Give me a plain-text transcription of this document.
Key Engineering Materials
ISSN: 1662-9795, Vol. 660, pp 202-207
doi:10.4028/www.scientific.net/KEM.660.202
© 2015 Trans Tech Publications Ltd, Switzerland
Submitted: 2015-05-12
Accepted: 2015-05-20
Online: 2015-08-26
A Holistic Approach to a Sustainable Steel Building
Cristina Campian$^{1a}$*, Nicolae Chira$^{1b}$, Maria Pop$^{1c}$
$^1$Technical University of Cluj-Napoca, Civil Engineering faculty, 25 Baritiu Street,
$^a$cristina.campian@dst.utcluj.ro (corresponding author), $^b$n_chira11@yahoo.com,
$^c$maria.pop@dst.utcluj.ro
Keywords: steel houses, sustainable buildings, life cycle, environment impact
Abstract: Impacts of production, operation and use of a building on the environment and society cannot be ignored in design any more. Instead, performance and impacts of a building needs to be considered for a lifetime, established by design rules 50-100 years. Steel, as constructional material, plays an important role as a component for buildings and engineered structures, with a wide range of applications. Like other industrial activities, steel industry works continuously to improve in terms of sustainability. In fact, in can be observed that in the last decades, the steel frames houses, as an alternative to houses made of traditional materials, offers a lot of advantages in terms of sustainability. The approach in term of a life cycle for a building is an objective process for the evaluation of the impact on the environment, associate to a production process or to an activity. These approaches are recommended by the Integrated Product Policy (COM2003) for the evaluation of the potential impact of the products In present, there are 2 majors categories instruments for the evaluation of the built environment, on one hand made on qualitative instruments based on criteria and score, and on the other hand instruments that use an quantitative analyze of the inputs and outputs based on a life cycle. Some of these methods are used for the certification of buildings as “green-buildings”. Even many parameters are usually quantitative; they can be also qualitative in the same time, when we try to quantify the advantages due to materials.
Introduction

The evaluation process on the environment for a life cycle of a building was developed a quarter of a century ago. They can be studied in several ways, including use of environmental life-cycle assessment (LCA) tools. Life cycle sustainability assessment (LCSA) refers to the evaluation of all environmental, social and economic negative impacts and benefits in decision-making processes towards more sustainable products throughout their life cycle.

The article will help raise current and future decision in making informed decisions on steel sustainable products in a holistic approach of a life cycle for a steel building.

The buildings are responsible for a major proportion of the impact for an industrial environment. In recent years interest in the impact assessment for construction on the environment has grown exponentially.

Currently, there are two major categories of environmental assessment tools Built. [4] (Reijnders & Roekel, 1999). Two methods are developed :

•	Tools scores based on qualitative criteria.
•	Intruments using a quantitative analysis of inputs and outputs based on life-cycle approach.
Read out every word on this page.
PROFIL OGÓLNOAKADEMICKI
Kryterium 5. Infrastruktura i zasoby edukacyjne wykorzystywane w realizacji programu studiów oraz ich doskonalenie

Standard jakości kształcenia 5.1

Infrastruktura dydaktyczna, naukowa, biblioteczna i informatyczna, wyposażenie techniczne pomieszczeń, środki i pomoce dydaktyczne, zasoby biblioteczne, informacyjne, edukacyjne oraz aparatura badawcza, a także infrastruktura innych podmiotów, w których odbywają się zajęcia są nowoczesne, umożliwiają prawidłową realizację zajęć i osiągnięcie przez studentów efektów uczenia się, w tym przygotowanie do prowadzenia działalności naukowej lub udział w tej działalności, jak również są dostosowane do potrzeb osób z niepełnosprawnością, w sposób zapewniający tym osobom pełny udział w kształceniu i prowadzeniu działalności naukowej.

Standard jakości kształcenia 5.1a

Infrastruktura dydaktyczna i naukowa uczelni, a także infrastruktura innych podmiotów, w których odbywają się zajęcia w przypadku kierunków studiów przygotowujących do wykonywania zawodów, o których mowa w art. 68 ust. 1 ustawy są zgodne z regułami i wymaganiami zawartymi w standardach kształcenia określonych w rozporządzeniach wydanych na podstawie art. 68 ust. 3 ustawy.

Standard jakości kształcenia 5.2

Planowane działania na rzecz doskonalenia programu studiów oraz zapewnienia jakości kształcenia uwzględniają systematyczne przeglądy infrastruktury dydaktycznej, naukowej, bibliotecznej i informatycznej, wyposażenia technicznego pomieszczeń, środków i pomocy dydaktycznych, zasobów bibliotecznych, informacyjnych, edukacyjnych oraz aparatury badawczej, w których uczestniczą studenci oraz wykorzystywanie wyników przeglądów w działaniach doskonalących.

**Written problem**.
Reproduce the entries above exactly.

**Solved problem**.
Give me a plain-text transcription of this document.
Key Engineering Materials
ISSN: 1662-9795, Vol. 660, pp 202-207
doi:10.4028/www.scientific.net/KEM.660.202
© 2015 Trans Tech Publications Ltd, Switzerland
Submitted: 2015-05-12
Accepted: 2015-05-20
Online: 2015-08-26
A Holistic Approach to a Sustainable Steel Building
Cristina Campian$^{1a}$*, Nicolae Chira$^{1b}$, Maria Pop$^{1c}$
$^1$Technical University of Cluj-Napoca, Civil Engineering faculty, 25 Baritiu Street,
$^a$cristina.campian@dst.utcluj.ro (corresponding author), $^b$n_chira11@yahoo.com,
$^c$maria.pop@dst.utcluj.ro
Keywords: steel houses, sustainable buildings, life cycle, environment impact
Abstract: Impacts of production, operation and use of a building on the environment and society cannot be ignored in design any more. Instead, performance and impacts of a building needs to be considered for a lifetime, established by design rules 50-100 years. Steel, as constructional material, plays an important role as a component for buildings and engineered structures, with a wide range of applications. Like other industrial activities, steel industry works continuously to improve in terms of sustainability. In fact, in can be observed that in the last decades, the steel frames houses, as an alternative to houses made of traditional materials, offers a lot of advantages in terms of sustainability. The approach in term of a life cycle for a building is an objective process for the evaluation of the impact on the environment, associate to a production process or to an activity. These approaches are recommended by the Integrated Product Policy (COM2003) for the evaluation of the potential impact of the products In present, there are 2 majors categories instruments for the evaluation of the built environment, on one hand made on qualitative instruments based on criteria and score, and on the other hand instruments that use an quantitative analyze of the inputs and outputs based on a life cycle. Some of these methods are used for the certification of buildings as “green-buildings”. Even many parameters are usually quantitative; they can be also qualitative in the same time, when we try to quantify the advantages due to materials.
Introduction

The evaluation process on the environment for a life cycle of a building was developed a quarter of a century ago. They can be studied in several ways, including use of environmental life-cycle assessment (LCA) tools. Life cycle sustainability assessment (LCSA) refers to the evaluation of all environmental, social and economic negative impacts and benefits in decision-making processes towards more sustainable products throughout their life cycle.

The article will help raise current and future decision in making informed decisions on steel sustainable products in a holistic approach of a life cycle for a steel building.

The buildings are responsible for a major proportion of the impact for an industrial environment. In recent years interest in the impact assessment for construction on the environment has grown exponentially.

Currently, there are two major categories of environmental assessment tools Built. [4] (Reijnders & Roekel, 1999). Two methods are developed :

•	Tools scores based on qualitative criteria.
•	Intruments using a quantitative analysis of inputs and outputs based on life-cycle approach.
Read out every word on this page.
PROFIL OGÓLNOAKADEMICKI
Kryterium 5. Infrastruktura i zasoby edukacyjne wykorzystywane w realizacji programu studiów oraz ich doskonalenie

Standard jakości kształcenia 5.1

Infrastruktura dydaktyczna, naukowa, biblioteczna i informatyczna, wyposażenie techniczne pomieszczeń, środki i pomoce dydaktyczne, zasoby biblioteczne, informacyjne, edukacyjne oraz aparatura badawcza, a także infrastruktura innych podmiotów, w których odbywają się zajęcia są nowoczesne, umożliwiają prawidłową realizację zajęć i osiągnięcie przez studentów efektów uczenia się, w tym przygotowanie do prowadzenia działalności naukowej lub udział w tej działalności, jak również są dostosowane do potrzeb osób z niepełnosprawnością, w sposób zapewniający tym osobom pełny udział w kształceniu i prowadzeniu działalności naukowej.

Standard jakości kształcenia 5.1a

Infrastruktura dydaktyczna i naukowa uczelni, a także infrastruktura innych podmiotów, w których odbywają się zajęcia w przypadku kierunków studiów przygotowujących do wykonywania zawodów, o których mowa w art. 68 ust. 1 ustawy są zgodne z regułami i wymaganiami zawartymi w standardach kształcenia określonych w rozporządzeniach wydanych na podstawie art. 68 ust. 3 ustawy.

Standard jakości kształcenia 5.2

Planowane działania na rzecz doskonalenia programu studiów oraz zapewnienia jakości kształcenia uwzględniają systematyczne przeglądy infrastruktury dydaktycznej, naukowej, bibliotecznej i informatycznej, wyposażenia technicznego pomieszczeń, środków i pomocy dydaktycznych, zasobów bibliotecznych, informacyjnych, edukacyjnych oraz aparatury badawczej, w których uczestniczą studenci oraz wykorzystywanie wyników przeglądów w działaniach doskonalących.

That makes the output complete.